TEKSTFRAGMENT:
#####
Hij negeert mijn opmerking en wijst opzij. “Kijk, rennende hazen.”
Hij blijft kijken alsof het om een uitgestorven diersoort gaat, zoals hijzelf, die op onverklaarbare wijze weer tot leven is gekomen.
Hij blijft maar kijken naar die beesten en ik hoop intussen dat hij nergens tegenaan rijdt.
Na een uur of twee rijden zijn we ergens in de buurt van Groningen beland. Wel eens geweest, in die buurt? Mijn God, daar stuur je zelfs geen langgestraften heen. Dat is geen provincie! Dat is een strafkolonie! In zo’n negorij raakt iedereen de weg kwijt, dus ook wij.
In een dorp, waar een recent aangelegde verkeersdrempel het enige vermaak is, stapt oom Jort uit de auto om de weg te vragen aan een man van een jaar of negentig. Hij staat bij een makelaar naar de etalage te kijken, naar het aangeboden onroerend goed. Gelijk heeft hij. Een verstandig man denkt aan zijn toekomst. Als ik hem was zou ik voor een 30-jarige variabele hypotheek gaan.
#####
OPDRACHTEN:
**a)** Geef alle aantallen uren of jaren die in het tekstfragment worden genoemd.
**b)** Met welk doel stapt oom Jort in het dorp uit volgens het tekstfragment?
**c)** Hervat het tekstfragment over de autorit met oom Jort na de laatste zin.
De gegevens hebben niets met het tekstfragment te maken.
#####
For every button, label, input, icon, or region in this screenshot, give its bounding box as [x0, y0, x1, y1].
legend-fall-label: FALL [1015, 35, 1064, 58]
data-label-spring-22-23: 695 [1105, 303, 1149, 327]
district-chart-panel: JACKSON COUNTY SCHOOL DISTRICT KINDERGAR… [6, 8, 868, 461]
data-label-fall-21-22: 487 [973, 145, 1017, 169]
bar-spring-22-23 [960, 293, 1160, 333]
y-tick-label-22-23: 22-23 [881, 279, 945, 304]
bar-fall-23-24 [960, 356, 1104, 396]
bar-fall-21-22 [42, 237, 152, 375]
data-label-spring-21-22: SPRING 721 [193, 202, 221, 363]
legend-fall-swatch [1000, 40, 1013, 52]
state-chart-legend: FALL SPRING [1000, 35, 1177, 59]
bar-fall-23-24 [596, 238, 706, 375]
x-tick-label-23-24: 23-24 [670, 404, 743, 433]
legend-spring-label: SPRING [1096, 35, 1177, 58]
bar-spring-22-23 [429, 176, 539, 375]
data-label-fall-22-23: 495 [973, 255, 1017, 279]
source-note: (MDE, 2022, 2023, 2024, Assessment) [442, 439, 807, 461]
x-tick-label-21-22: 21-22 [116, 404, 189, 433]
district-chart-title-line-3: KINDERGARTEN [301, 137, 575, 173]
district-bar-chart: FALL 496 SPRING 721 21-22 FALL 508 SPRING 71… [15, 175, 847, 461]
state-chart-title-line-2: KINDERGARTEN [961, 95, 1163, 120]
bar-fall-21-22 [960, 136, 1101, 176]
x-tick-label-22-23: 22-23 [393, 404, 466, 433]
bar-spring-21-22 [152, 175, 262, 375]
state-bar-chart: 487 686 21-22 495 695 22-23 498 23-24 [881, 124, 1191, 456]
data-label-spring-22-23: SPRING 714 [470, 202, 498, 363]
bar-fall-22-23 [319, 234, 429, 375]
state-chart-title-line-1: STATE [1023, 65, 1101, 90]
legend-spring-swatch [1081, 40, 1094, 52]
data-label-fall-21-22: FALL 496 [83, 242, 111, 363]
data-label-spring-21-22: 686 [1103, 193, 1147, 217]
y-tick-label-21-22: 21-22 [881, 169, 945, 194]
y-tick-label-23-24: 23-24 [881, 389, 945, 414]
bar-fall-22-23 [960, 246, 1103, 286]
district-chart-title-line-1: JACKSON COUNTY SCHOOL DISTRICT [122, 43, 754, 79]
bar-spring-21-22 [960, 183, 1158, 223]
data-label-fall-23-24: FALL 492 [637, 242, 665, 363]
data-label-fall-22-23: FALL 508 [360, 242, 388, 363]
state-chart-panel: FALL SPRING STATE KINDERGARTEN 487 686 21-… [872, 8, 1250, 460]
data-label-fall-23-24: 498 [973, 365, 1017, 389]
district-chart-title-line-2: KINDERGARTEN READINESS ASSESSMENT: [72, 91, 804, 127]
#####
ANTWOORDEN:
**a)** twee uur, negentig jaar, dertig jaar

**b)** Hij wil de weg vragen aan een man van een jaar of negentig.

**c)**
Even later rijden wij weer. Oom Jort begint over zijn huis te klagen. Dat hij het weer wil verbouwen. Hij woont in een huis dat is gebouwd in de jaren zestig, en in de jaren negentig werd gerenoveerd om de indruk te wekken dat het uit de jaren dertig dateerde. Zoiets dus. Kun je mij nog volgen?
Intussen zijn wij gearriveerd bij de kattenverkoper. Blijkt een begrafenisondernemer te zijn. Oom Jort parkeert half in de tuin en liquideert en passant een rozenstruik.
Toepasselijker kan het niet. ‘B.R de Zoden: begrafenisondernemer’, lees ik op een bordje in de tuin.
“Je moet er toch niet aan denken dat je als vrouw van een begrafenisondernemer, elke nacht onder de Zoden moet. Ja toch?,” merk ik op.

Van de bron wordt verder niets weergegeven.